*Image-based layout data*:
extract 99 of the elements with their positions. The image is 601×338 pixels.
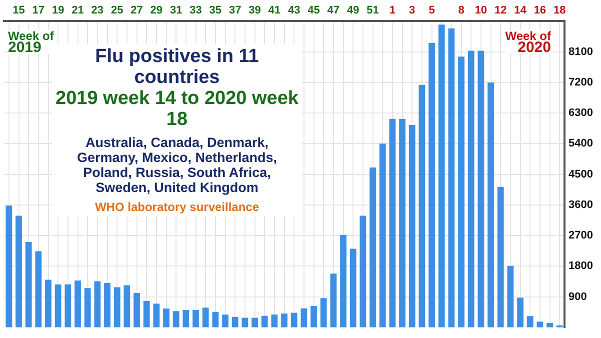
bar <box>25 242 32 328</box>
bar <box>143 300 150 328</box>
x-tick-label: 37 <box>228 4 242 17</box>
bar <box>517 298 524 328</box>
bar <box>478 50 484 328</box>
bar <box>418 84 426 328</box>
y-tick-label: 6300 <box>568 107 594 120</box>
bar <box>438 24 445 328</box>
bar <box>350 248 356 328</box>
x-tick-label: 10 <box>474 4 488 17</box>
bar <box>242 318 248 328</box>
bar <box>360 216 366 328</box>
bar <box>45 280 52 328</box>
bar <box>6 206 12 328</box>
x-tick-label: 45 <box>308 4 320 17</box>
annotation: Australia, Canada, Denmark, Germany, Mexico, Netherlands, Poland, Russia, South Africa, Sweden, United Kingdom <box>76 135 278 195</box>
bar <box>497 186 504 328</box>
bar <box>546 322 553 328</box>
bar <box>448 28 455 328</box>
bar <box>330 274 337 328</box>
bar <box>300 308 308 328</box>
x-tick-label: 5 <box>428 4 435 17</box>
bar <box>526 316 534 328</box>
x-tick-label: 25 <box>110 4 124 17</box>
text: 2019 week 14 to 2020 week 18 <box>54 88 300 130</box>
bar <box>74 280 81 328</box>
bar <box>290 312 298 328</box>
y-tick-label: 8100 <box>568 46 594 58</box>
annotation: Week of 2019 <box>8 29 54 56</box>
x-tick-label: 3 <box>409 4 416 17</box>
x-tick-label: 21 <box>72 4 84 17</box>
x-tick-label: 35 <box>209 4 222 17</box>
y-tick-label: 1800 <box>568 260 594 272</box>
bar <box>54 284 62 328</box>
x-tick-label: 16 <box>534 4 546 17</box>
bar <box>536 322 544 328</box>
bar <box>458 56 464 328</box>
x-tick-label: 41 <box>268 4 281 17</box>
x-tick-label: 18 <box>553 4 566 17</box>
x-tick-label: 39 <box>248 4 261 17</box>
y-tick-label: 900 <box>568 290 587 303</box>
y-tick-label: 4500 <box>568 168 594 180</box>
bar <box>252 318 258 328</box>
x-tick-label: 49 <box>346 4 360 17</box>
annotation: Week of 2020 <box>505 29 551 56</box>
bar <box>232 316 238 328</box>
bar <box>408 124 416 328</box>
x-tick-label: 17 <box>32 4 45 17</box>
annotation: WHO laboratory surveillance <box>94 200 260 214</box>
bar <box>379 144 386 328</box>
bar <box>104 282 110 328</box>
bar <box>163 308 170 328</box>
x-tick-label: 31 <box>170 4 182 17</box>
bar <box>468 50 474 328</box>
bar <box>370 167 376 328</box>
bar <box>124 285 130 328</box>
x-tick-label: 47 <box>327 4 340 17</box>
x-tick-label: 43 <box>288 4 300 17</box>
x-tick-label: 27 <box>130 4 143 17</box>
bar <box>399 118 406 328</box>
x-tick-label: 29 <box>150 4 163 17</box>
bar <box>182 310 190 328</box>
bar <box>507 266 514 328</box>
x-tick-label: 14 <box>514 4 528 17</box>
bar <box>271 314 278 328</box>
bar <box>64 284 72 328</box>
bar <box>114 287 120 328</box>
bar <box>222 314 228 328</box>
bar <box>281 313 288 328</box>
x-tick-label: 33 <box>190 4 202 17</box>
bar <box>261 316 268 328</box>
bar <box>310 306 317 328</box>
bar <box>202 308 209 328</box>
bar <box>212 312 219 328</box>
x-tick-label: 23 <box>91 4 104 17</box>
x-tick-label: 15 <box>12 4 25 17</box>
bar <box>134 293 140 328</box>
bar <box>192 310 199 328</box>
x-tick-label: 8 <box>458 4 464 17</box>
bar <box>84 288 91 328</box>
x-tick-label: 19 <box>52 4 64 17</box>
bar <box>35 251 42 328</box>
x-tick-label: 12 <box>494 4 507 17</box>
x-tick-label: 1 <box>389 4 396 17</box>
x-tick-label: 51 <box>366 4 379 17</box>
bar <box>172 311 180 328</box>
bar <box>153 304 160 328</box>
bar <box>428 42 435 328</box>
bar <box>16 216 22 328</box>
bar <box>320 298 327 328</box>
bar <box>340 234 346 328</box>
bar <box>488 82 494 328</box>
bar <box>389 118 396 328</box>
bar <box>94 281 101 328</box>
text: Flu positives in 11 countries <box>94 46 260 88</box>
y-tick-label: 3600 <box>568 198 594 211</box>
y-tick-label: 2700 <box>568 230 594 242</box>
y-tick-label: 7200 <box>568 76 594 88</box>
y-tick-label: 5400 <box>568 138 594 150</box>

*WORK INSTRUCTIONS*:
Copy the lines of the data above verbatim, starting at the line with "bar <box>25 242 32 328</box>" and ending at the line with "y-tick-label: 6300 <box>568 107 594 120</box>". Include both of those lines.

*FINISHED EXERCISE*:
bar <box>25 242 32 328</box>
bar <box>143 300 150 328</box>
x-tick-label: 37 <box>228 4 242 17</box>
bar <box>517 298 524 328</box>
bar <box>478 50 484 328</box>
bar <box>418 84 426 328</box>
y-tick-label: 6300 <box>568 107 594 120</box>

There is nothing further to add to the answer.